▸ STATED GOAL: Hunt for the word "高考作文万能开头结尾" across the entries below, copying each line that holds it.

▸ MATERIAL PROVIDED:
-----

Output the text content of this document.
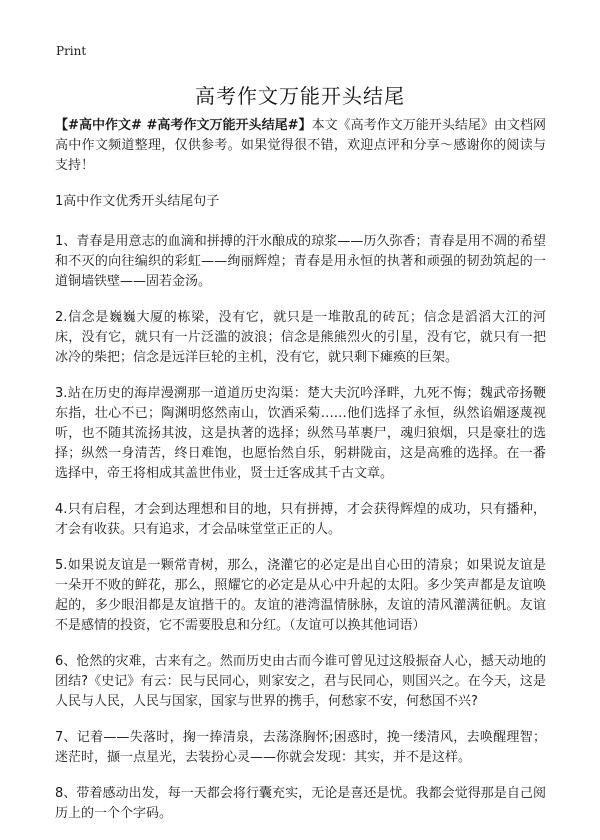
Print
高考作文万能开头结尾

【#高中作文# #高考作文万能开头结尾#】本文《高考作文万能开头结尾》由文档网高中作文频道整理，仅供参考。如果觉得很不错，欢迎点评和分享～感谢你的阅读与支持！

1高中作文优秀开头结尾句子

1、青春是用意志的血滴和拼搏的汗水酿成的琼浆——历久弥香；青春是用不凋的希望和不灭的向往编织的彩虹——绚丽辉煌；青春是用永恒的执著和顽强的韧劲筑起的一道铜墙铁壁——固若金汤。

2.信念是巍巍大厦的栋梁，没有它，就只是一堆散乱的砖瓦；信念是滔滔大江的河床，没有它，就只有一片泛滥的波浪；信念是熊熊烈火的引星，没有它，就只有一把冰冷的柴把；信念是远洋巨轮的主机，没有它，就只剩下瘫痪的巨架。

3.站在历史的海岸漫溯那一道道历史沟渠：楚大夫沉吟泽畔，九死不悔；魏武帝扬鞭东指，壮心不已；陶渊明悠然南山，饮酒采菊……他们选择了永恒，纵然谄媚逐蔑视听，也不随其流扬其波，这是执著的选择；纵然马革裹尸，魂归狼烟，只是豪壮的选择；纵然一身清苦，终日难饱，也愿怡然自乐，躬耕陇亩，这是高雅的选择。在一番选择中，帝王将相成其盖世伟业，贤士迁客成其千古文章。

4.只有启程，才会到达理想和目的地，只有拼搏，才会获得辉煌的成功，只有播种，才会有收获。只有追求，才会品味堂堂正正的人。

5.如果说友谊是一颗常青树，那么，浇灌它的必定是出自心田的清泉；如果说友谊是一朵开不败的鲜花，那么，照耀它的必定是从心中升起的太阳。多少笑声都是友谊唤起的，多少眼泪都是友谊揩干的。友谊的港湾温情脉脉，友谊的清风灌满征帆。友谊不是感情的投资，它不需要股息和分红。（友谊可以换其他词语）

6、怆然的灾难，古来有之。然而历史由古而今谁可曾见过这般振奋人心，撼天动地的团结?《史记》有云：民与民同心，则家安之，君与民同心，则国兴之。在今天，这是人民与人民，人民与国家，国家与世界的携手，何愁家不安，何愁国不兴?

7、记着——失落时，掬一捧清泉，去荡涤胸怀;困惑时，挽一缕清风，去唤醒理智；迷茫时，撷一点星光，去装扮心灵——你就会发现：其实，并不是这样。

8、带着感动出发，每一天都会将行囊充实，无论是喜还是忧。我都会觉得那是自己阅历上的一个个字码。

-----

▸ COMPLETE ANSWER:
高考作文万能开头结尾
【#高中作文# #高考作文万能开头结尾#】本文《高考作文万能开头结尾》由文档网高中作文频道整理，仅供参考。如果觉得很不错，欢迎点评和分享～感谢你的阅读与支持！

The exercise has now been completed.